• **Work to be completed**:
Your task is to print the material below exactly as presented.

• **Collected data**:
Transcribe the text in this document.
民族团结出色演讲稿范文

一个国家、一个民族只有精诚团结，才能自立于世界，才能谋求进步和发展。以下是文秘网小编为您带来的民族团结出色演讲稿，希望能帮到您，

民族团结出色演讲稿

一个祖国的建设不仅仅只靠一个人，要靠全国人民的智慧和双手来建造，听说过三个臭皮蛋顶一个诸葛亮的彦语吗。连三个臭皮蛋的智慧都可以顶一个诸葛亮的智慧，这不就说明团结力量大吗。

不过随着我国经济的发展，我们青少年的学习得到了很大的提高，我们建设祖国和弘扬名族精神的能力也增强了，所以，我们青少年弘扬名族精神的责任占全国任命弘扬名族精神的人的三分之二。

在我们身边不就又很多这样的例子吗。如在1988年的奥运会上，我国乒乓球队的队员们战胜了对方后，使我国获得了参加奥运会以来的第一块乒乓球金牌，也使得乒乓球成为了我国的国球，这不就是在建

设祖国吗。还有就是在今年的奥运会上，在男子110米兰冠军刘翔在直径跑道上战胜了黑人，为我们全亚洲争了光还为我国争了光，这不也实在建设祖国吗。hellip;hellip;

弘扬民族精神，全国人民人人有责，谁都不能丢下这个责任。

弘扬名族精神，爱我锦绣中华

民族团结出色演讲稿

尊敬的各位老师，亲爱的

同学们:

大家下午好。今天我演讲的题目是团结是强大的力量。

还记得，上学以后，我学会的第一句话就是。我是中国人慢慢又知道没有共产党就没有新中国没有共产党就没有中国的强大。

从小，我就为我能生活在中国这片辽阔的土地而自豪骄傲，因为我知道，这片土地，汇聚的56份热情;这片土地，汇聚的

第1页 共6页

• **Task result**:
Transcribe the text in this document.
民族团结出色演讲稿范文

一个国家、一个民族只有精诚团结，才能自立于世界，才能谋求进步和发展。以下是文秘网小编为您带来的民族团结出色演讲稿，希望能帮到您，

民族团结出色演讲稿

一个祖国的建设不仅仅只靠一个人，要靠全国人民的智慧和双手来建造，听说过三个臭皮蛋顶一个诸葛亮的彦语吗。连三个臭皮蛋的智慧都可以顶一个诸葛亮的智慧，这不就说明团结力量大吗。

不过随着我国经济的发展，我们青少年的学习得到了很大的提高，我们建设祖国和弘扬名族精神的能力也增强了，所以，我们青少年弘扬名族精神的责任占全国任命弘扬名族精神的人的三分之二。

在我们身边不就又很多这样的例子吗。如在1988年的奥运会上，我国乒乓球队的队员们战胜了对方后，使我国获得了参加奥运会以来的第一块乒乓球金牌，也使得乒乓球成为了我国的国球，这不就是在建

设祖国吗。还有就是在今年的奥运会上，在男子110米兰冠军刘翔在直径跑道上战胜了黑人，为我们全亚洲争了光还为我国争了光，这不也实在建设祖国吗。hellip;hellip;

弘扬民族精神，全国人民人人有责，谁都不能丢下这个责任。

弘扬名族精神，爱我锦绣中华

民族团结出色演讲稿

尊敬的各位老师，亲爱的

同学们:

大家下午好。今天我演讲的题目是团结是强大的力量。

还记得，上学以后，我学会的第一句话就是。我是中国人慢慢又知道没有共产党就没有新中国没有共产党就没有中国的强大。

从小，我就为我能生活在中国这片辽阔的土地而自豪骄傲，因为我知道，这片土地，汇聚的56份热情;这片土地，汇聚的

第1页 共6页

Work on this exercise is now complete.